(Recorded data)
= = =

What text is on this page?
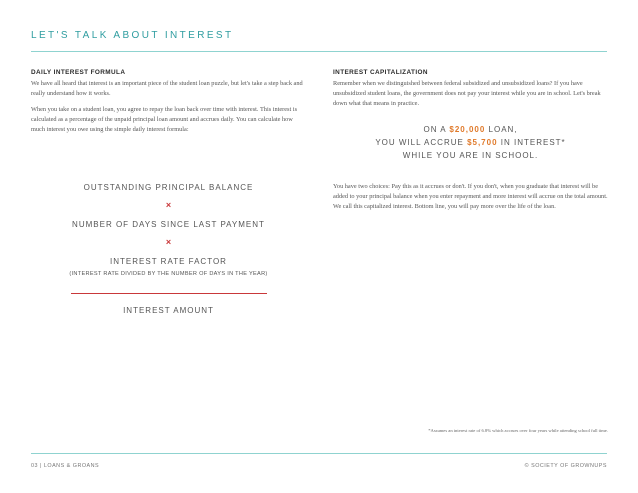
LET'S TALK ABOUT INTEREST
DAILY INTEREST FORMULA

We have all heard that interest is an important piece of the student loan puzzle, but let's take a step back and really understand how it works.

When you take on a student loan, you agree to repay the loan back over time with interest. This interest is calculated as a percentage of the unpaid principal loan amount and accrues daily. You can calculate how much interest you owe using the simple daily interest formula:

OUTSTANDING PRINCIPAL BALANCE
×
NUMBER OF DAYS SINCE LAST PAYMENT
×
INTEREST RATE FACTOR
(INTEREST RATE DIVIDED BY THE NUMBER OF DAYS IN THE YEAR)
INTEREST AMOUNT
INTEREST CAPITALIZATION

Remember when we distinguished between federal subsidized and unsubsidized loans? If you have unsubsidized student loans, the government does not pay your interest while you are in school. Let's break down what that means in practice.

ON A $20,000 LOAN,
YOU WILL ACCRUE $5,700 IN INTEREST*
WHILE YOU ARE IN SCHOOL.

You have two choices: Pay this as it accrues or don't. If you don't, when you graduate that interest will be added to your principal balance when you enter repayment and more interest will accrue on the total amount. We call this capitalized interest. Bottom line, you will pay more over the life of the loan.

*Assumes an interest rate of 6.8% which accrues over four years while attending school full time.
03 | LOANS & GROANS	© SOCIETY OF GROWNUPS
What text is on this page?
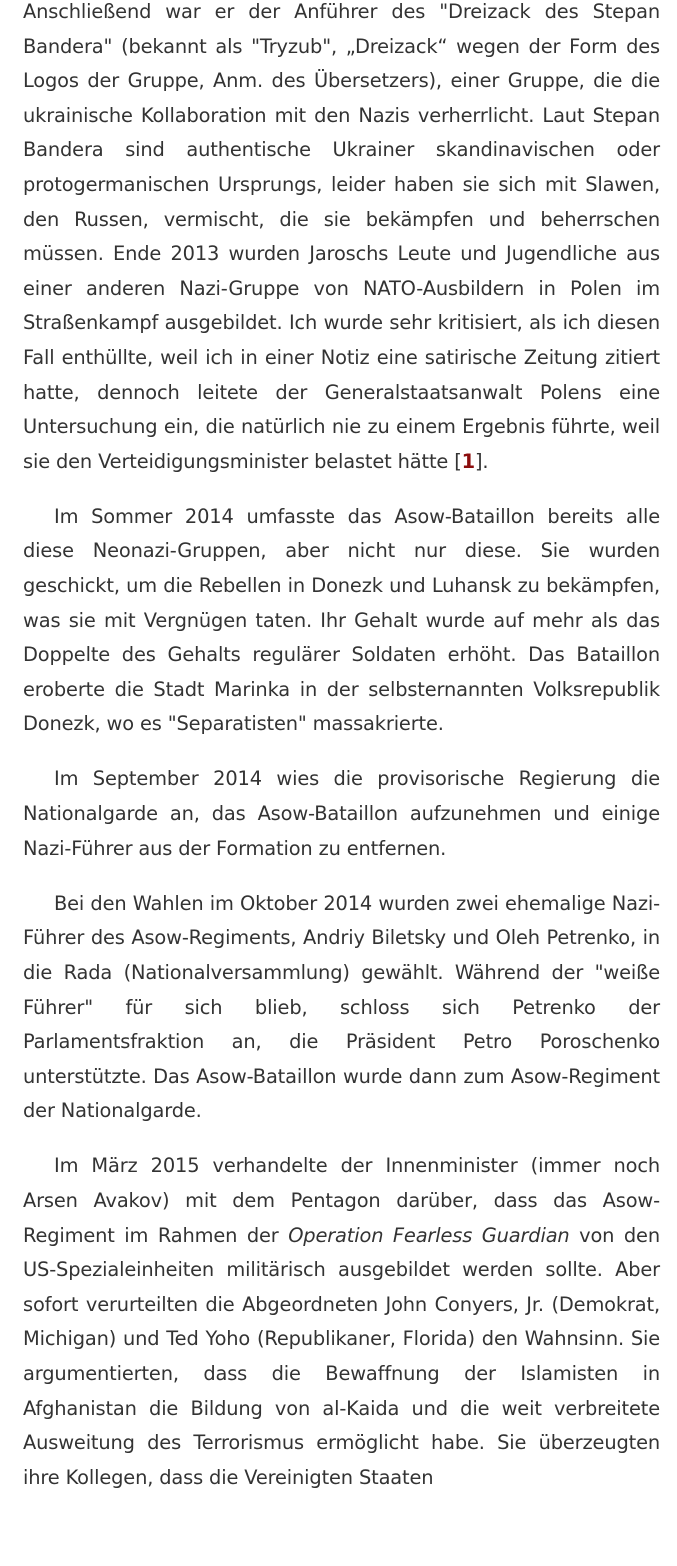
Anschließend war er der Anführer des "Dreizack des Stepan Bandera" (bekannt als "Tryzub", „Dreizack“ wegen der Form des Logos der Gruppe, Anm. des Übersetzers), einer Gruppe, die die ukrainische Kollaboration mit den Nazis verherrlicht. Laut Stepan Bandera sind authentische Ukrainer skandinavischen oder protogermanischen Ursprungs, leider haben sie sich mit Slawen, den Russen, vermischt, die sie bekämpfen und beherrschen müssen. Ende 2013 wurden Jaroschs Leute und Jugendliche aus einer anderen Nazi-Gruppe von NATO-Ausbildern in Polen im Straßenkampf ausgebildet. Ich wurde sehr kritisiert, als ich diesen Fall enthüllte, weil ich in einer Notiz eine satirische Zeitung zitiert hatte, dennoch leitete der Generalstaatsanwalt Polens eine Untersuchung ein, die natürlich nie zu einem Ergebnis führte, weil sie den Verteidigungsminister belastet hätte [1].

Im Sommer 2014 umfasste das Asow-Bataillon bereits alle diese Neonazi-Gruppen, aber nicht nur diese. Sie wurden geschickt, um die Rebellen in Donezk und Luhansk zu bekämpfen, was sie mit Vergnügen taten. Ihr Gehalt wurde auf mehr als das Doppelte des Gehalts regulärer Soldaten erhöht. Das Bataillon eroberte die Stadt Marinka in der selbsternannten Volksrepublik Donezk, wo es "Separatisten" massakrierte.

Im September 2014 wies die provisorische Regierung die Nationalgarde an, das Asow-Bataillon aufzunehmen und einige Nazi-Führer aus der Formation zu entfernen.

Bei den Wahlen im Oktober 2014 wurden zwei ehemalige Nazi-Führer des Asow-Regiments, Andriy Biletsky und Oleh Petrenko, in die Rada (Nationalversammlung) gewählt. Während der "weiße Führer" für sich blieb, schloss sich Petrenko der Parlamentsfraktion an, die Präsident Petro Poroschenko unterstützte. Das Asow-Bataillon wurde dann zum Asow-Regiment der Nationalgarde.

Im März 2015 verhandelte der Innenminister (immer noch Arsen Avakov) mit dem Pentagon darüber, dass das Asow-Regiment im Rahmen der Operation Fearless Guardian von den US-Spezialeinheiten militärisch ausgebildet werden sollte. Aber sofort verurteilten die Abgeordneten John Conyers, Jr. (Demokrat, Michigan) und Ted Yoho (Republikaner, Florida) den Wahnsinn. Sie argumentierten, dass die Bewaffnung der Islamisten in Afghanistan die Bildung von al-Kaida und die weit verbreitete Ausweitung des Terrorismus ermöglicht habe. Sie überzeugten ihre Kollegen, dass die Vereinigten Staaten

= = =

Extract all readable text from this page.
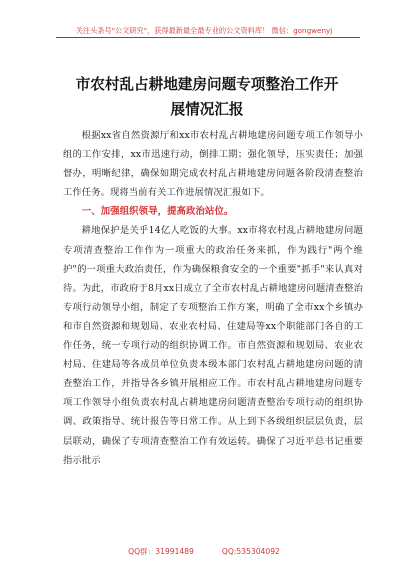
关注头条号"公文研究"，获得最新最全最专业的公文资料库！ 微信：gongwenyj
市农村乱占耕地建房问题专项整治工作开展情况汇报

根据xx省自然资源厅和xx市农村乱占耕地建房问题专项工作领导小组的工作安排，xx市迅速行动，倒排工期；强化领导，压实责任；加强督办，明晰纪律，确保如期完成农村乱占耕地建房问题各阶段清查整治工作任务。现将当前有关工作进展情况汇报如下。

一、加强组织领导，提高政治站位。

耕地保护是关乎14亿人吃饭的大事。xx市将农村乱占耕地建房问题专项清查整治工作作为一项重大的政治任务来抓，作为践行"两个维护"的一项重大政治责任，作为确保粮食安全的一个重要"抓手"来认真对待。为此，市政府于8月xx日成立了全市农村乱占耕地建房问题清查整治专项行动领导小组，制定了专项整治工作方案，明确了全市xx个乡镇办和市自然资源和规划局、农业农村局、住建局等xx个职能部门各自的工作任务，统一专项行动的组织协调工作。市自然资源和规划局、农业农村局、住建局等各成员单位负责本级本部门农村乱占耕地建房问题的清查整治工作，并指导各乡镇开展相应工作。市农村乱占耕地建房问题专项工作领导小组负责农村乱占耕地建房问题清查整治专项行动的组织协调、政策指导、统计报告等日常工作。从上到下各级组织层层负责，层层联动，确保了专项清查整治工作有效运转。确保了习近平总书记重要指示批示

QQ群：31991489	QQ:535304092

= = =

In the entries above, find each line with the word "Bataillon" and show it.

Im Sommer 2014 umfasste das Asow-Bataillon bereits alle diese Neonazi-Gruppen, aber nicht nur diese. Sie wurden geschickt, um die Rebellen in Donezk und Luhansk zu bekämpfen, was sie mit Vergnügen taten. Ihr Gehalt wurde auf mehr als das Doppelte des Gehalts regulärer Soldaten erhöht. Das Bataillon eroberte die Stadt Marinka in der selbsternannten Volksrepublik Donezk, wo es "Separatisten" massakrierte.
Im September 2014 wies die provisorische Regierung die Nationalgarde an, das Asow-Bataillon aufzunehmen und einige Nazi-Führer aus der Formation zu entfernen.
Bei den Wahlen im Oktober 2014 wurden zwei ehemalige Nazi-Führer des Asow-Regiments, Andriy Biletsky und Oleh Petrenko, in die Rada (Nationalversammlung) gewählt. Während der "weiße Führer" für sich blieb, schloss sich Petrenko der Parlamentsfraktion an, die Präsident Petro Poroschenko unterstützte. Das Asow-Bataillon wurde dann zum Asow-Regiment der Nationalgarde.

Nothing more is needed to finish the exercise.